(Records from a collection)
****************************************
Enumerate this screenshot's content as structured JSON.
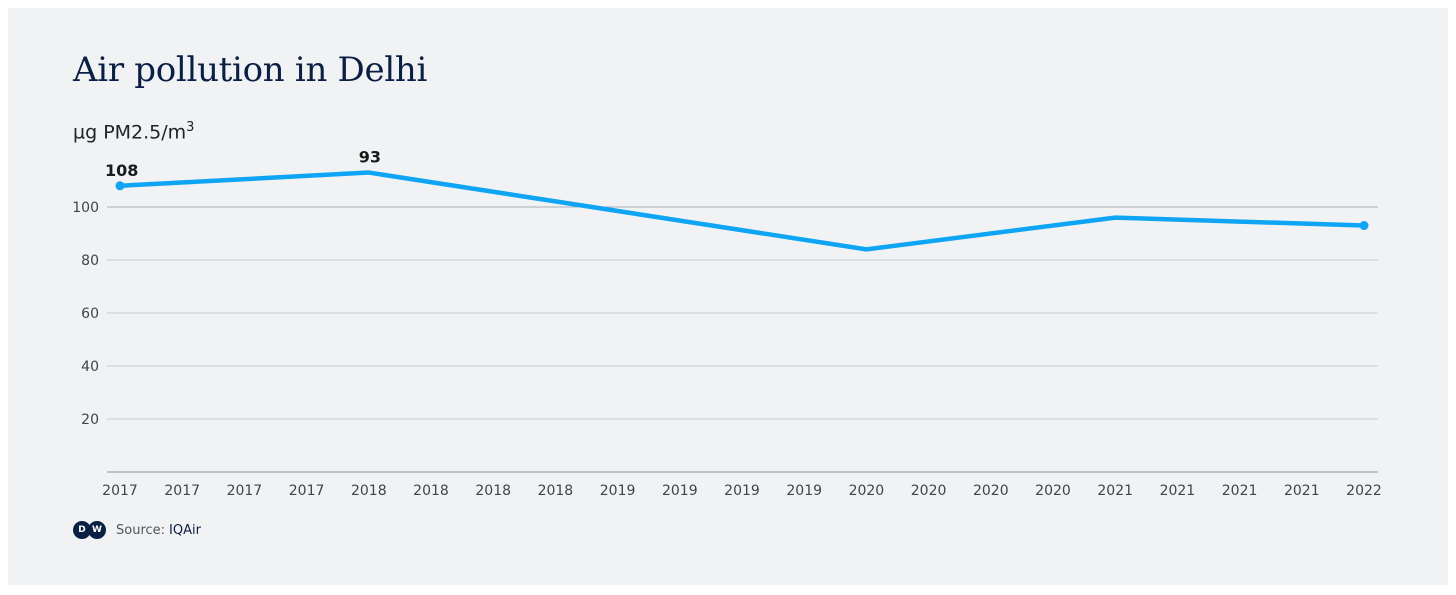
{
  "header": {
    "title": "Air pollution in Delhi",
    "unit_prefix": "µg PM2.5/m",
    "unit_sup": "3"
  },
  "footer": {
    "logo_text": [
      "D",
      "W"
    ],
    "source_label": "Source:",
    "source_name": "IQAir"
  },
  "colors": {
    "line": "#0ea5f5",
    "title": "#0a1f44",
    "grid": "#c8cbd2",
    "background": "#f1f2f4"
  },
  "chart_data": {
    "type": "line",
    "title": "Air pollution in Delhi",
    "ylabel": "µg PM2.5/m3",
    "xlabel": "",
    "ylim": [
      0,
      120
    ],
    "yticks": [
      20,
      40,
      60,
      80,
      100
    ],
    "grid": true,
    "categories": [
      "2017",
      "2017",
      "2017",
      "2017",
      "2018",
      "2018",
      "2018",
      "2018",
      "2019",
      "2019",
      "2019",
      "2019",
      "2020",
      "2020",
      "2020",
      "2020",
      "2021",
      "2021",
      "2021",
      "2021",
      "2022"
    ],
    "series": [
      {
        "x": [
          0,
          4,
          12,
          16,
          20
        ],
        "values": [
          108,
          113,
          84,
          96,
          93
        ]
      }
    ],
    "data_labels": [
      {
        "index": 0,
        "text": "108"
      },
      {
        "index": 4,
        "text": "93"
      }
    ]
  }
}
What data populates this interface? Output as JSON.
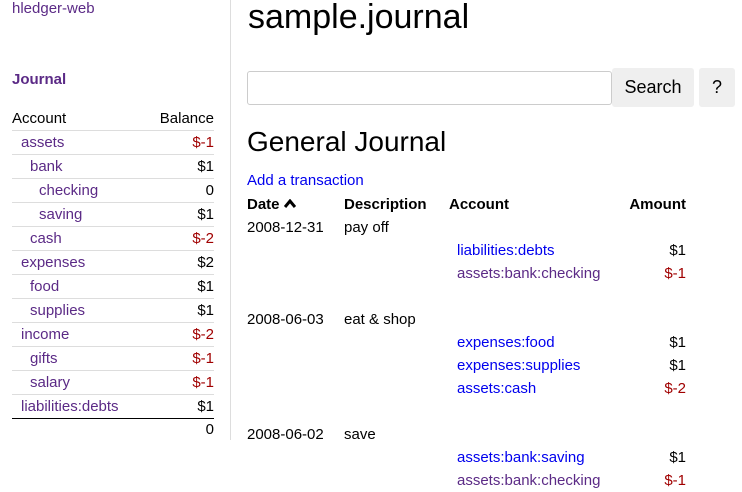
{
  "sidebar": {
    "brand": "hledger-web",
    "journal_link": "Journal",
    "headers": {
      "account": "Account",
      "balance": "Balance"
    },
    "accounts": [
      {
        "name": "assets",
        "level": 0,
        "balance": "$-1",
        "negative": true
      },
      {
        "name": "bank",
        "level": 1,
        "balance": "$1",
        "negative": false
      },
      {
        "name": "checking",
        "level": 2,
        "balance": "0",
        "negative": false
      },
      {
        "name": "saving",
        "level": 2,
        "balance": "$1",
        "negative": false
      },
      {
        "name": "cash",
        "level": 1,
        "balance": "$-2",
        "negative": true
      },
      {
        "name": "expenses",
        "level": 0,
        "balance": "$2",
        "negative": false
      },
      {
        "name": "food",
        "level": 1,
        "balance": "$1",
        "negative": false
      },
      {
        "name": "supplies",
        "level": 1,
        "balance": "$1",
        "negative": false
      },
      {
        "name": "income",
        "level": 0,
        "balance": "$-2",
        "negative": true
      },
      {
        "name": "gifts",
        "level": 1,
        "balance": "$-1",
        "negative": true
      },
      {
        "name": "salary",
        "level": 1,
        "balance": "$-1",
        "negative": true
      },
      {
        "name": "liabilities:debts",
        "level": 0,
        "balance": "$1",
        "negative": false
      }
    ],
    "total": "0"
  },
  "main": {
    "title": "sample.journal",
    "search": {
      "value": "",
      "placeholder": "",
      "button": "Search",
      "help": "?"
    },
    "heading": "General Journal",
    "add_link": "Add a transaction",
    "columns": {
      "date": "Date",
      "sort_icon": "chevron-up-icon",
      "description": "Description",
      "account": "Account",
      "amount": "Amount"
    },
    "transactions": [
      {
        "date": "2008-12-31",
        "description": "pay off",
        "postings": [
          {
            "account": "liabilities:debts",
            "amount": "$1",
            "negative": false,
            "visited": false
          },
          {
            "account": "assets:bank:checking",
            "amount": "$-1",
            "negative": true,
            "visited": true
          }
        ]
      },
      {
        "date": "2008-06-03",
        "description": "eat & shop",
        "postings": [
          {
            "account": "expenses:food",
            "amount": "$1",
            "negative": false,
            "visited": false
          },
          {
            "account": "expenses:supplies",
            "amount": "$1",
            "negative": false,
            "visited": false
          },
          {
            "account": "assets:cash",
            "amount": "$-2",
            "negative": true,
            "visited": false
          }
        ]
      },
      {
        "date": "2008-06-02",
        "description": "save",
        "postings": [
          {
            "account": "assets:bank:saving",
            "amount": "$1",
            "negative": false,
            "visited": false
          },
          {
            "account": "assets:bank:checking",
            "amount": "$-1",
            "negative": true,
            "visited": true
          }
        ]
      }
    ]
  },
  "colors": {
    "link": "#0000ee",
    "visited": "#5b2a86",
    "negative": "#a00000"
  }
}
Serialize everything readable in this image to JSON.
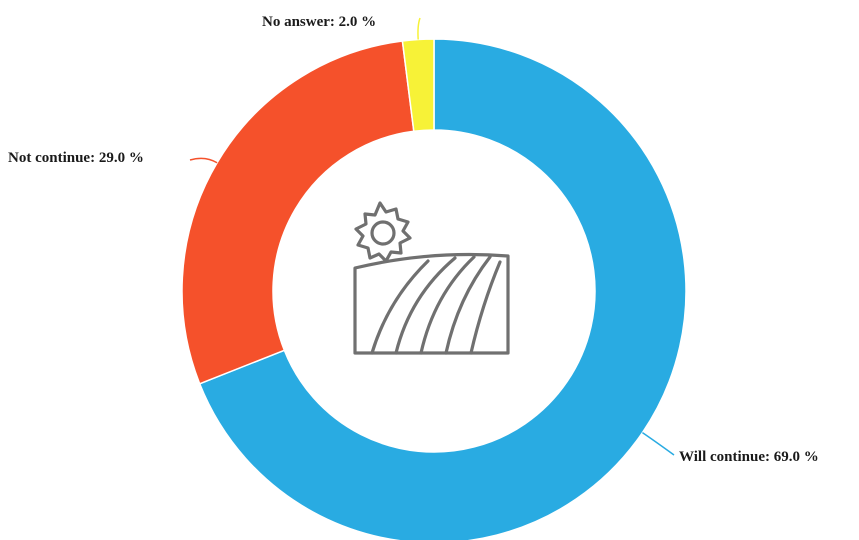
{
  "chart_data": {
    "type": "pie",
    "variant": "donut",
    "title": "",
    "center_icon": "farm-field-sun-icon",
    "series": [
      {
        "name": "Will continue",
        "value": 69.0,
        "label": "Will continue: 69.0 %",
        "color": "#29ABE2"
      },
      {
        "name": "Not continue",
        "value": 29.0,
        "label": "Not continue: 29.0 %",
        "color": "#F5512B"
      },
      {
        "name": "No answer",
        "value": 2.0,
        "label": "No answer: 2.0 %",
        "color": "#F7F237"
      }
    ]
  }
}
****************************************
-- Work instructions --
Retype the records above exactly, starting at the line that contains "Serialize everything readable" and going through the last line, and leave out any pictures.

-- Solution for this task --
Serialize everything readable in this image to JSON.
{
  "chart_data": {
    "type": "pie",
    "variant": "donut",
    "title": "",
    "center_icon": "farm-field-sun-icon",
    "series": [
      {
        "name": "Will continue",
        "value": 69.0,
        "label": "Will continue: 69.0 %",
        "color": "#29ABE2"
      },
      {
        "name": "Not continue",
        "value": 29.0,
        "label": "Not continue: 29.0 %",
        "color": "#F5512B"
      },
      {
        "name": "No answer",
        "value": 2.0,
        "label": "No answer: 2.0 %",
        "color": "#F7F237"
      }
    ]
  }
}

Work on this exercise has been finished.